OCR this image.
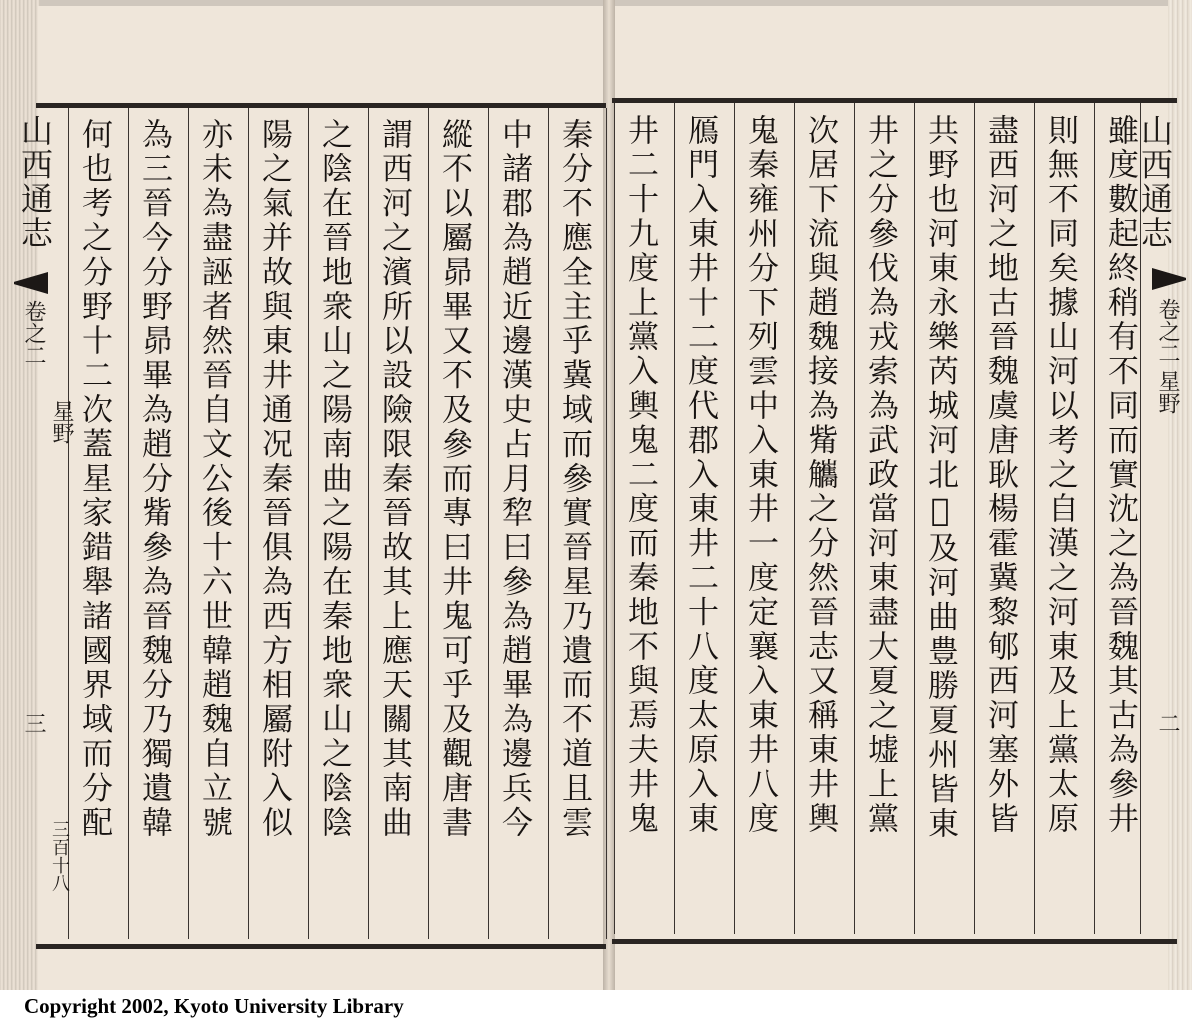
雖度數起終稍有不同而實沈之為晉魏其古為參井
則無不同矣據山河以考之自漢之河東及上黨太原
盡西河之地古晉魏虞唐耿楊霍冀黎郇西河塞外皆
共野也河東永樂芮城河北𨞬及河曲豊勝夏州皆東
井之分參伐為戎索為武政當河東盡大夏之墟上黨
次居下流與趙魏接為觜觿之分然晉志又稱東井輿
鬼秦雍州分下列雲中入東井一度定襄入東井八度
鴈門入東井十二度代郡入東井二十八度太原入東
井二十九度上黨入輿鬼二度而秦地不與焉夫井鬼	山西通志
卷之二
星野
二
山西通志
卷之二
星野
三
三百十八
秦分不應全主乎冀域而參實晉星乃遺而不道且雲
中諸郡為趙近邊漢史占月犂曰參為趙畢為邊兵今
縱不以屬昴畢又不及參而專曰井鬼可乎及觀唐書
謂西河之濱所以設險限秦晉故其上應天關其南曲
之陰在晉地衆山之陽南曲之陽在秦地衆山之陰陰
陽之氣并故與東井通况秦晉俱為西方相屬附入似
亦未為盡誣者然晉自文公後十六世韓趙魏自立號
為三晉今分野昴畢為趙分觜參為晉魏分乃獨遺韓
何也考之分野十二次蓋星家錯舉諸國界域而分配
Copyright 2002, Kyoto University Library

Exercise description =>
Reproduce all of the material above word for word. Omit the pictures.

Task result =>
OCR this image.
雖度數起終稍有不同而實沈之為晉魏其古為參井
則無不同矣據山河以考之自漢之河東及上黨太原
盡西河之地古晉魏虞唐耿楊霍冀黎郇西河塞外皆
共野也河東永樂芮城河北𨞬及河曲豊勝夏州皆東
井之分參伐為戎索為武政當河東盡大夏之墟上黨
次居下流與趙魏接為觜觿之分然晉志又稱東井輿
鬼秦雍州分下列雲中入東井一度定襄入東井八度
鴈門入東井十二度代郡入東井二十八度太原入東
井二十九度上黨入輿鬼二度而秦地不與焉夫井鬼	山西通志
卷之二
星野
二
山西通志
卷之二
星野
三
三百十八
秦分不應全主乎冀域而參實晉星乃遺而不道且雲
中諸郡為趙近邊漢史占月犂曰參為趙畢為邊兵今
縱不以屬昴畢又不及參而專曰井鬼可乎及觀唐書
謂西河之濱所以設險限秦晉故其上應天關其南曲
之陰在晉地衆山之陽南曲之陽在秦地衆山之陰陰
陽之氣并故與東井通况秦晉俱為西方相屬附入似
亦未為盡誣者然晉自文公後十六世韓趙魏自立號
為三晉今分野昴畢為趙分觜參為晉魏分乃獨遺韓
何也考之分野十二次蓋星家錯舉諸國界域而分配
Copyright 2002, Kyoto University Library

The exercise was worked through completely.